◆ **Problem statement**: Report how many lines in the records hold the string "JSON"; give the number and nothing else.

Dataset records on visual material:
--------
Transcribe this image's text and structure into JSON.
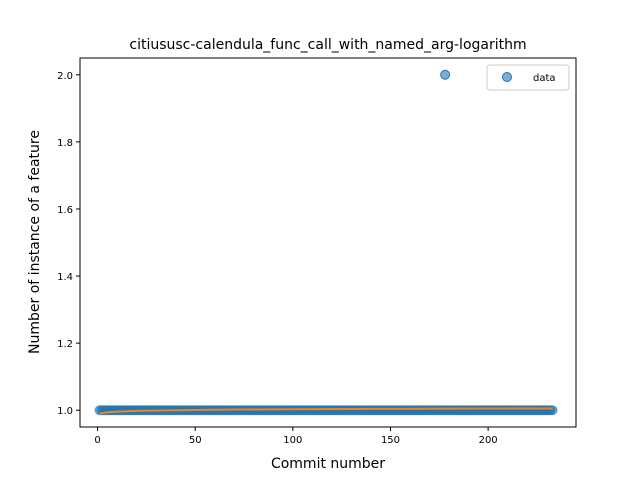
{
  "chart_data": {
    "type": "scatter",
    "title": "citiususc-calendula_func_call_with_named_arg-logarithm",
    "xlabel": "Commit number",
    "ylabel": "Number of instance of a feature",
    "xlim": [
      -9,
      245
    ],
    "ylim": [
      0.95,
      2.05
    ],
    "xticks": [
      0,
      50,
      100,
      150,
      200
    ],
    "yticks": [
      1.0,
      1.2,
      1.4,
      1.6,
      1.8,
      2.0
    ],
    "ytick_labels": [
      "1.0",
      "1.2",
      "1.4",
      "1.6",
      "1.8",
      "2.0"
    ],
    "legend": {
      "placement": "upper-right",
      "entries": [
        "data"
      ]
    },
    "series": [
      {
        "name": "data",
        "kind": "scatter",
        "color": "#1f77b4",
        "x_range": [
          1,
          233
        ],
        "y_value": 1.0,
        "outliers": [
          {
            "x": 178,
            "y": 2.0
          }
        ]
      },
      {
        "kind": "fit-line",
        "color": "#ff7f0e",
        "x": [
          1,
          3,
          5,
          10,
          20,
          40,
          70,
          100,
          150,
          200,
          233
        ],
        "y": [
          0.99,
          0.992,
          0.994,
          0.996,
          0.998,
          1.0,
          1.002,
          1.003,
          1.004,
          1.005,
          1.005
        ]
      }
    ]
  }
}
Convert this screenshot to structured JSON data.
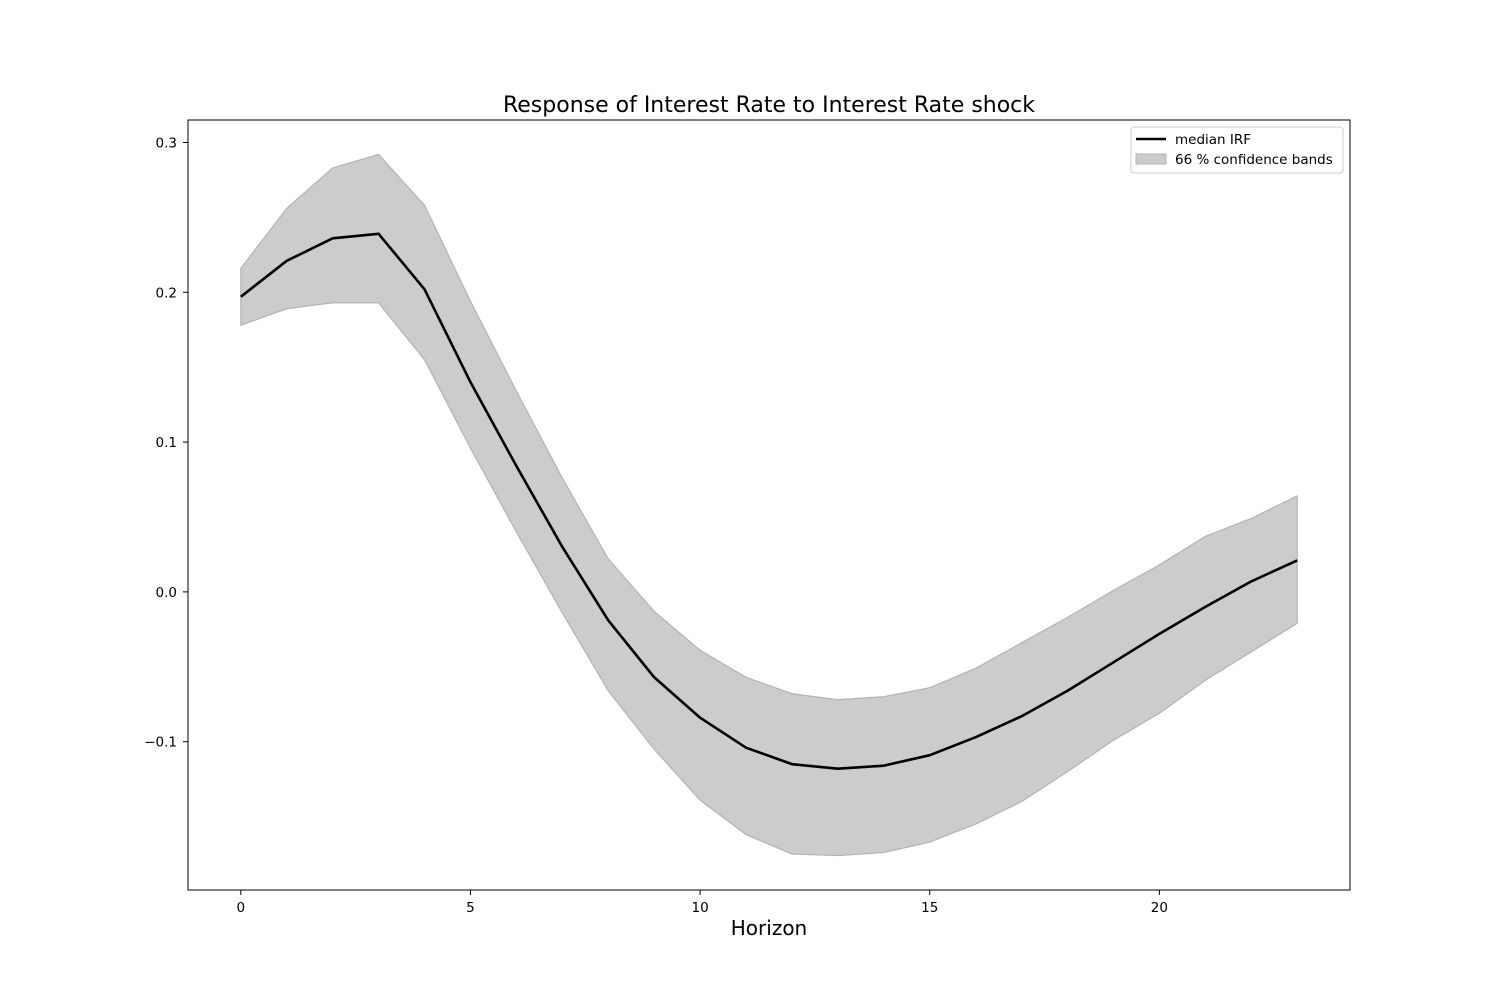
{
  "chart_data": {
    "type": "line",
    "title": "Response of Interest Rate to Interest Rate shock",
    "xlabel": "Horizon",
    "ylabel": "",
    "xlim": [
      -1.15,
      24.15
    ],
    "ylim": [
      -0.199,
      0.315
    ],
    "xticks": [
      0,
      5,
      10,
      15,
      20
    ],
    "xtick_labels": [
      "0",
      "5",
      "10",
      "15",
      "20"
    ],
    "yticks": [
      -0.1,
      0.0,
      0.1,
      0.2,
      0.3
    ],
    "ytick_labels": [
      "−0.1",
      "0.0",
      "0.1",
      "0.2",
      "0.3"
    ],
    "grid": false,
    "legend_position": "top-right",
    "x": [
      0,
      1,
      2,
      3,
      4,
      5,
      6,
      7,
      8,
      9,
      10,
      11,
      12,
      13,
      14,
      15,
      16,
      17,
      18,
      19,
      20,
      21,
      22,
      23
    ],
    "series": [
      {
        "name": "median IRF",
        "kind": "line",
        "color": "#000000",
        "values": [
          0.197,
          0.221,
          0.236,
          0.239,
          0.202,
          0.14,
          0.084,
          0.03,
          -0.019,
          -0.057,
          -0.084,
          -0.104,
          -0.115,
          -0.118,
          -0.116,
          -0.109,
          -0.097,
          -0.083,
          -0.066,
          -0.047,
          -0.028,
          -0.01,
          0.007,
          0.021
        ]
      },
      {
        "name": "66 % confidence bands",
        "kind": "band",
        "color": "#cccccc",
        "edge_color": "#b3b3b3",
        "lower": [
          0.178,
          0.189,
          0.193,
          0.193,
          0.155,
          0.096,
          0.04,
          -0.014,
          -0.066,
          -0.105,
          -0.139,
          -0.162,
          -0.175,
          -0.176,
          -0.174,
          -0.167,
          -0.155,
          -0.14,
          -0.12,
          -0.099,
          -0.081,
          -0.059,
          -0.04,
          -0.021
        ],
        "upper": [
          0.216,
          0.256,
          0.283,
          0.292,
          0.258,
          0.194,
          0.134,
          0.076,
          0.022,
          -0.013,
          -0.039,
          -0.057,
          -0.068,
          -0.072,
          -0.07,
          -0.064,
          -0.051,
          -0.034,
          -0.017,
          0.001,
          0.018,
          0.037,
          0.049,
          0.064
        ]
      }
    ]
  }
}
--------
◆ **Solution to this problem**: 2